## Stated problem
Omit the pictures, please, and give each record below again exactly.
+++ Dataset content
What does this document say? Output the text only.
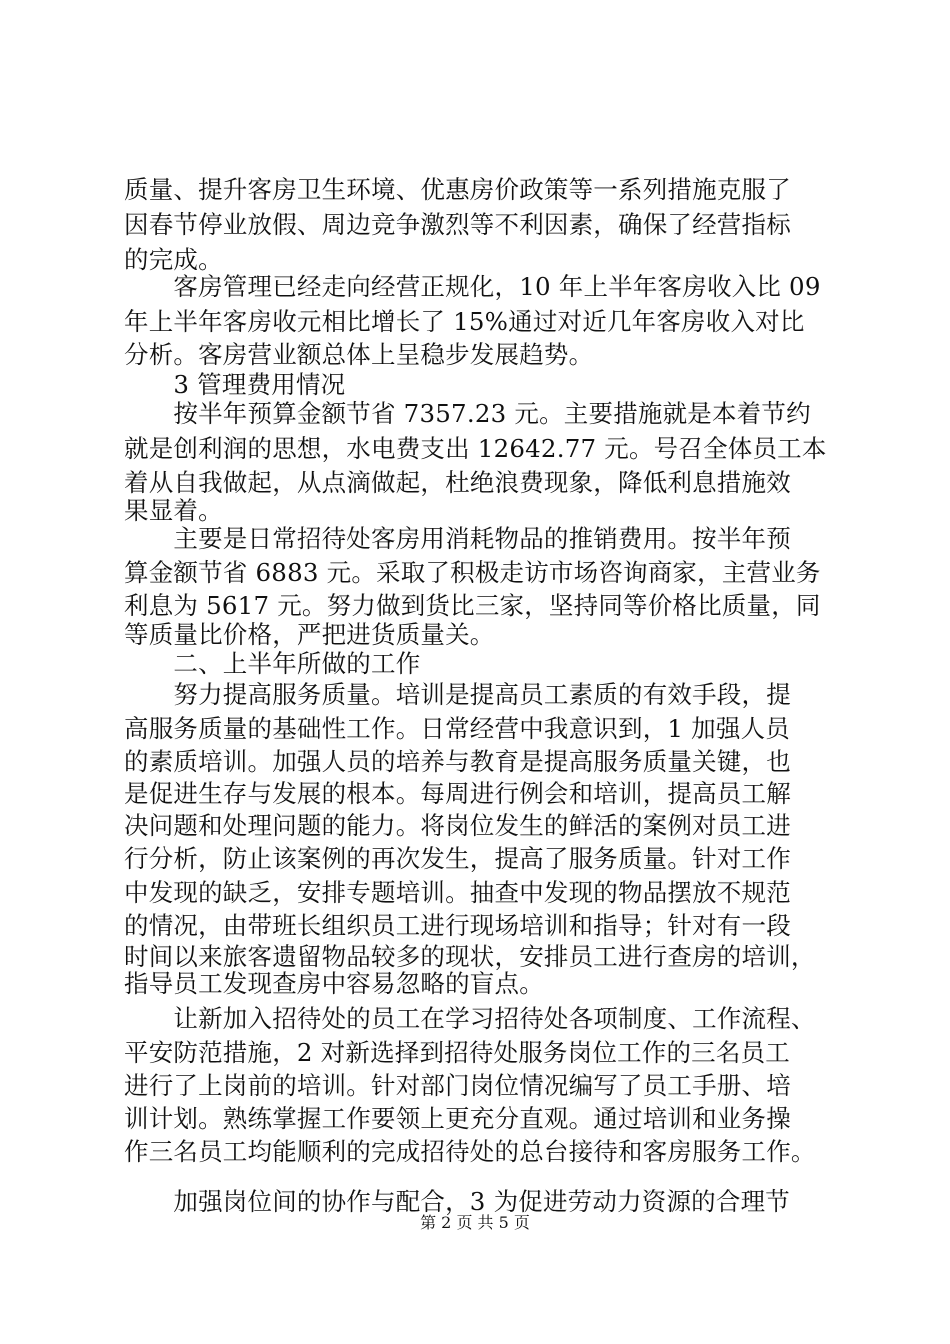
质量、提升客房卫生环境、优惠房价政策等一系列措施克服了
因春节停业放假、周边竞争激烈等不利因素，确保了经营指标
的完成。
　　客房管理已经走向经营正规化，10 年上半年客房收入比 09
年上半年客房收元相比增长了 15%通过对近几年客房收入对比
分析。客房营业额总体上呈稳步发展趋势。
　　3 管理费用情况
　　按半年预算金额节省 7357.23 元。主要措施就是本着节约
就是创利润的思想，水电费支出 12642.77 元。号召全体员工本
着从自我做起，从点滴做起，杜绝浪费现象，降低利息措施效
果显着。
　　主要是日常招待处客房用消耗物品的推销费用。按半年预
算金额节省 6883 元。采取了积极走访市场咨询商家，主营业务
利息为 5617 元。努力做到货比三家，坚持同等价格比质量，同
等质量比价格，严把进货质量关。
　　二、上半年所做的工作
　　努力提高服务质量。培训是提高员工素质的有效手段，提
高服务质量的基础性工作。日常经营中我意识到，1 加强人员
的素质培训。加强人员的培养与教育是提高服务质量关键，也
是促进生存与发展的根本。每周进行例会和培训，提高员工解
决问题和处理问题的能力。将岗位发生的鲜活的案例对员工进
行分析，防止该案例的再次发生，提高了服务质量。针对工作
中发现的缺乏，安排专题培训。抽查中发现的物品摆放不规范
的情况，由带班长组织员工进行现场培训和指导；针对有一段
时间以来旅客遗留物品较多的现状，安排员工进行查房的培训，
指导员工发现查房中容易忽略的盲点。
　　让新加入招待处的员工在学习招待处各项制度、工作流程、
平安防范措施，2 对新选择到招待处服务岗位工作的三名员工
进行了上岗前的培训。针对部门岗位情况编写了员工手册、培
训计划。熟练掌握工作要领上更充分直观。通过培训和业务操
作三名员工均能顺利的完成招待处的总台接待和客房服务工作。
　　加强岗位间的协作与配合，3 为促进劳动力资源的合理节
第 2 页 共 5 页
++++++
## Solution for this exercise
What does this document say? Output the text only.
质量、提升客房卫生环境、优惠房价政策等一系列措施克服了
因春节停业放假、周边竞争激烈等不利因素，确保了经营指标
的完成。
　　客房管理已经走向经营正规化，10 年上半年客房收入比 09
年上半年客房收元相比增长了 15%通过对近几年客房收入对比
分析。客房营业额总体上呈稳步发展趋势。
　　3 管理费用情况
　　按半年预算金额节省 7357.23 元。主要措施就是本着节约
就是创利润的思想，水电费支出 12642.77 元。号召全体员工本
着从自我做起，从点滴做起，杜绝浪费现象，降低利息措施效
果显着。
　　主要是日常招待处客房用消耗物品的推销费用。按半年预
算金额节省 6883 元。采取了积极走访市场咨询商家，主营业务
利息为 5617 元。努力做到货比三家，坚持同等价格比质量，同
等质量比价格，严把进货质量关。
　　二、上半年所做的工作
　　努力提高服务质量。培训是提高员工素质的有效手段，提
高服务质量的基础性工作。日常经营中我意识到，1 加强人员
的素质培训。加强人员的培养与教育是提高服务质量关键，也
是促进生存与发展的根本。每周进行例会和培训，提高员工解
决问题和处理问题的能力。将岗位发生的鲜活的案例对员工进
行分析，防止该案例的再次发生，提高了服务质量。针对工作
中发现的缺乏，安排专题培训。抽查中发现的物品摆放不规范
的情况，由带班长组织员工进行现场培训和指导；针对有一段
时间以来旅客遗留物品较多的现状，安排员工进行查房的培训，
指导员工发现查房中容易忽略的盲点。
　　让新加入招待处的员工在学习招待处各项制度、工作流程、
平安防范措施，2 对新选择到招待处服务岗位工作的三名员工
进行了上岗前的培训。针对部门岗位情况编写了员工手册、培
训计划。熟练掌握工作要领上更充分直观。通过培训和业务操
作三名员工均能顺利的完成招待处的总台接待和客房服务工作。
　　加强岗位间的协作与配合，3 为促进劳动力资源的合理节
第 2 页 共 5 页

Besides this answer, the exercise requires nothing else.